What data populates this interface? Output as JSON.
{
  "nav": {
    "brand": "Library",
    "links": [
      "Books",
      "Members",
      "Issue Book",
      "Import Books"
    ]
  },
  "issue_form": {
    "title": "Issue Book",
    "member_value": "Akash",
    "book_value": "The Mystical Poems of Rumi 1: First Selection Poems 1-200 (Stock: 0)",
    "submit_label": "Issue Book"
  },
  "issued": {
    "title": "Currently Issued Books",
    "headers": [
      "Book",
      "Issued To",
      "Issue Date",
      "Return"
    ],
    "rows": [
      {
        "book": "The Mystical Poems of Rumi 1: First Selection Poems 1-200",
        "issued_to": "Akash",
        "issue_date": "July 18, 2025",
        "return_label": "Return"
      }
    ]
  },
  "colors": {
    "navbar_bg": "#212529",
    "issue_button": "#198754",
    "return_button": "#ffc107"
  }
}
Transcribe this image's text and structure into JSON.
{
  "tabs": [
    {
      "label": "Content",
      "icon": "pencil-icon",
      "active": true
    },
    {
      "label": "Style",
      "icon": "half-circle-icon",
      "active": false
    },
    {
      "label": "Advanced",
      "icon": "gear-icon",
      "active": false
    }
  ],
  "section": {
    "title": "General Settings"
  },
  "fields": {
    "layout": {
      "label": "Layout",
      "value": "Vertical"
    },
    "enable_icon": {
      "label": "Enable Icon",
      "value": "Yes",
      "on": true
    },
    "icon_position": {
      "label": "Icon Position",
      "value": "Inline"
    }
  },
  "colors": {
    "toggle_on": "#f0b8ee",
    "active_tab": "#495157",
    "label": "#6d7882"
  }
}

● ● ● ● ● ● ●

TASK BRIEF
Copy out the whole listing exactly as written.

EXERCISE OUTPUT
What data populates this interface? Output as JSON.
{
  "nav": {
    "brand": "Library",
    "links": [
      "Books",
      "Members",
      "Issue Book",
      "Import Books"
    ]
  },
  "issue_form": {
    "title": "Issue Book",
    "member_value": "Akash",
    "book_value": "The Mystical Poems of Rumi 1: First Selection Poems 1-200 (Stock: 0)",
    "submit_label": "Issue Book"
  },
  "issued": {
    "title": "Currently Issued Books",
    "headers": [
      "Book",
      "Issued To",
      "Issue Date",
      "Return"
    ],
    "rows": [
      {
        "book": "The Mystical Poems of Rumi 1: First Selection Poems 1-200",
        "issued_to": "Akash",
        "issue_date": "July 18, 2025",
        "return_label": "Return"
      }
    ]
  },
  "colors": {
    "navbar_bg": "#212529",
    "issue_button": "#198754",
    "return_button": "#ffc107"
  }
}
Transcribe this image's text and structure into JSON.
{
  "tabs": [
    {
      "label": "Content",
      "icon": "pencil-icon",
      "active": true
    },
    {
      "label": "Style",
      "icon": "half-circle-icon",
      "active": false
    },
    {
      "label": "Advanced",
      "icon": "gear-icon",
      "active": false
    }
  ],
  "section": {
    "title": "General Settings"
  },
  "fields": {
    "layout": {
      "label": "Layout",
      "value": "Vertical"
    },
    "enable_icon": {
      "label": "Enable Icon",
      "value": "Yes",
      "on": true
    },
    "icon_position": {
      "label": "Icon Position",
      "value": "Inline"
    }
  },
  "colors": {
    "toggle_on": "#f0b8ee",
    "active_tab": "#495157",
    "label": "#6d7882"
  }
}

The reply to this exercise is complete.